Every picture is to be removed, and all the data is to be copied exactly.

Figure record listings
__________________________________________________
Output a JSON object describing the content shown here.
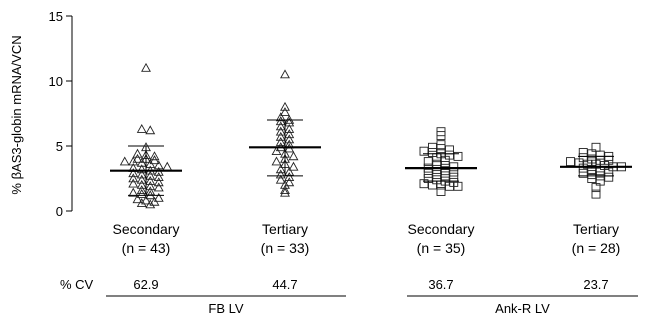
{
  "chart_data": {
    "type": "scatter",
    "ylabel": "% βAS3-globin mRNA/VCN",
    "ylim": [
      0,
      15
    ],
    "yticks": [
      0,
      5,
      10,
      15
    ],
    "grid": false,
    "categories": [
      {
        "name": "Secondary",
        "n_label": "(n = 43)",
        "marker": "triangle",
        "mean": 3.1,
        "sd_low": 1.2,
        "sd_high": 5.0,
        "cv": "62.9",
        "group": "FB LV",
        "values": [
          11.0,
          6.3,
          6.2,
          4.9,
          4.4,
          4.3,
          4.2,
          4.0,
          4.0,
          3.9,
          3.8,
          3.8,
          3.7,
          3.6,
          3.5,
          3.4,
          3.3,
          3.2,
          3.1,
          3.0,
          2.9,
          2.8,
          2.7,
          2.6,
          2.5,
          2.4,
          2.3,
          2.2,
          2.1,
          2.0,
          1.9,
          1.8,
          1.6,
          1.5,
          1.4,
          1.3,
          1.2,
          1.0,
          0.9,
          0.8,
          0.7,
          0.6,
          0.5
        ]
      },
      {
        "name": "Tertiary",
        "n_label": "(n = 33)",
        "marker": "triangle",
        "mean": 4.9,
        "sd_low": 2.7,
        "sd_high": 7.0,
        "cv": "44.7",
        "group": "FB LV",
        "values": [
          10.5,
          8.0,
          7.6,
          7.2,
          7.0,
          6.9,
          6.8,
          6.5,
          6.3,
          6.1,
          5.9,
          5.7,
          5.5,
          5.3,
          5.1,
          4.9,
          4.8,
          4.6,
          4.4,
          4.2,
          4.0,
          3.8,
          3.6,
          3.4,
          3.2,
          3.0,
          2.8,
          2.6,
          2.4,
          2.2,
          2.0,
          1.6,
          1.4
        ]
      },
      {
        "name": "Secondary",
        "n_label": "(n = 35)",
        "marker": "square",
        "mean": 3.3,
        "sd_low": 2.3,
        "sd_high": 4.4,
        "cv": "36.7",
        "group": "Ank-R LV",
        "values": [
          6.1,
          5.8,
          5.1,
          4.9,
          4.8,
          4.7,
          4.6,
          4.5,
          4.4,
          4.3,
          4.2,
          4.1,
          3.9,
          3.8,
          3.6,
          3.5,
          3.4,
          3.3,
          3.2,
          3.1,
          3.0,
          2.9,
          2.8,
          2.7,
          2.6,
          2.5,
          2.4,
          2.3,
          2.2,
          2.1,
          2.0,
          2.0,
          1.9,
          1.9,
          1.5
        ]
      },
      {
        "name": "Tertiary",
        "n_label": "(n = 28)",
        "marker": "square",
        "mean": 3.4,
        "sd_low": 2.7,
        "sd_high": 4.2,
        "cv": "23.7",
        "group": "Ank-R LV",
        "values": [
          4.9,
          4.5,
          4.4,
          4.3,
          4.2,
          4.1,
          4.0,
          3.9,
          3.9,
          3.8,
          3.7,
          3.6,
          3.6,
          3.5,
          3.4,
          3.4,
          3.3,
          3.2,
          3.1,
          3.0,
          2.9,
          2.8,
          2.7,
          2.6,
          2.5,
          2.3,
          1.8,
          1.3
        ]
      }
    ],
    "cv_label": "% CV",
    "groups": [
      "FB LV",
      "Ank-R LV"
    ]
  }
}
__________________________________________________
» **FINISHED TASK**
Output a JSON object describing the content shown here.
{
  "chart_data": {
    "type": "scatter",
    "ylabel": "% βAS3-globin mRNA/VCN",
    "ylim": [
      0,
      15
    ],
    "yticks": [
      0,
      5,
      10,
      15
    ],
    "grid": false,
    "categories": [
      {
        "name": "Secondary",
        "n_label": "(n = 43)",
        "marker": "triangle",
        "mean": 3.1,
        "sd_low": 1.2,
        "sd_high": 5.0,
        "cv": "62.9",
        "group": "FB LV",
        "values": [
          11.0,
          6.3,
          6.2,
          4.9,
          4.4,
          4.3,
          4.2,
          4.0,
          4.0,
          3.9,
          3.8,
          3.8,
          3.7,
          3.6,
          3.5,
          3.4,
          3.3,
          3.2,
          3.1,
          3.0,
          2.9,
          2.8,
          2.7,
          2.6,
          2.5,
          2.4,
          2.3,
          2.2,
          2.1,
          2.0,
          1.9,
          1.8,
          1.6,
          1.5,
          1.4,
          1.3,
          1.2,
          1.0,
          0.9,
          0.8,
          0.7,
          0.6,
          0.5
        ]
      },
      {
        "name": "Tertiary",
        "n_label": "(n = 33)",
        "marker": "triangle",
        "mean": 4.9,
        "sd_low": 2.7,
        "sd_high": 7.0,
        "cv": "44.7",
        "group": "FB LV",
        "values": [
          10.5,
          8.0,
          7.6,
          7.2,
          7.0,
          6.9,
          6.8,
          6.5,
          6.3,
          6.1,
          5.9,
          5.7,
          5.5,
          5.3,
          5.1,
          4.9,
          4.8,
          4.6,
          4.4,
          4.2,
          4.0,
          3.8,
          3.6,
          3.4,
          3.2,
          3.0,
          2.8,
          2.6,
          2.4,
          2.2,
          2.0,
          1.6,
          1.4
        ]
      },
      {
        "name": "Secondary",
        "n_label": "(n = 35)",
        "marker": "square",
        "mean": 3.3,
        "sd_low": 2.3,
        "sd_high": 4.4,
        "cv": "36.7",
        "group": "Ank-R LV",
        "values": [
          6.1,
          5.8,
          5.1,
          4.9,
          4.8,
          4.7,
          4.6,
          4.5,
          4.4,
          4.3,
          4.2,
          4.1,
          3.9,
          3.8,
          3.6,
          3.5,
          3.4,
          3.3,
          3.2,
          3.1,
          3.0,
          2.9,
          2.8,
          2.7,
          2.6,
          2.5,
          2.4,
          2.3,
          2.2,
          2.1,
          2.0,
          2.0,
          1.9,
          1.9,
          1.5
        ]
      },
      {
        "name": "Tertiary",
        "n_label": "(n = 28)",
        "marker": "square",
        "mean": 3.4,
        "sd_low": 2.7,
        "sd_high": 4.2,
        "cv": "23.7",
        "group": "Ank-R LV",
        "values": [
          4.9,
          4.5,
          4.4,
          4.3,
          4.2,
          4.1,
          4.0,
          3.9,
          3.9,
          3.8,
          3.7,
          3.6,
          3.6,
          3.5,
          3.4,
          3.4,
          3.3,
          3.2,
          3.1,
          3.0,
          2.9,
          2.8,
          2.7,
          2.6,
          2.5,
          2.3,
          1.8,
          1.3
        ]
      }
    ],
    "cv_label": "% CV",
    "groups": [
      "FB LV",
      "Ank-R LV"
    ]
  }
}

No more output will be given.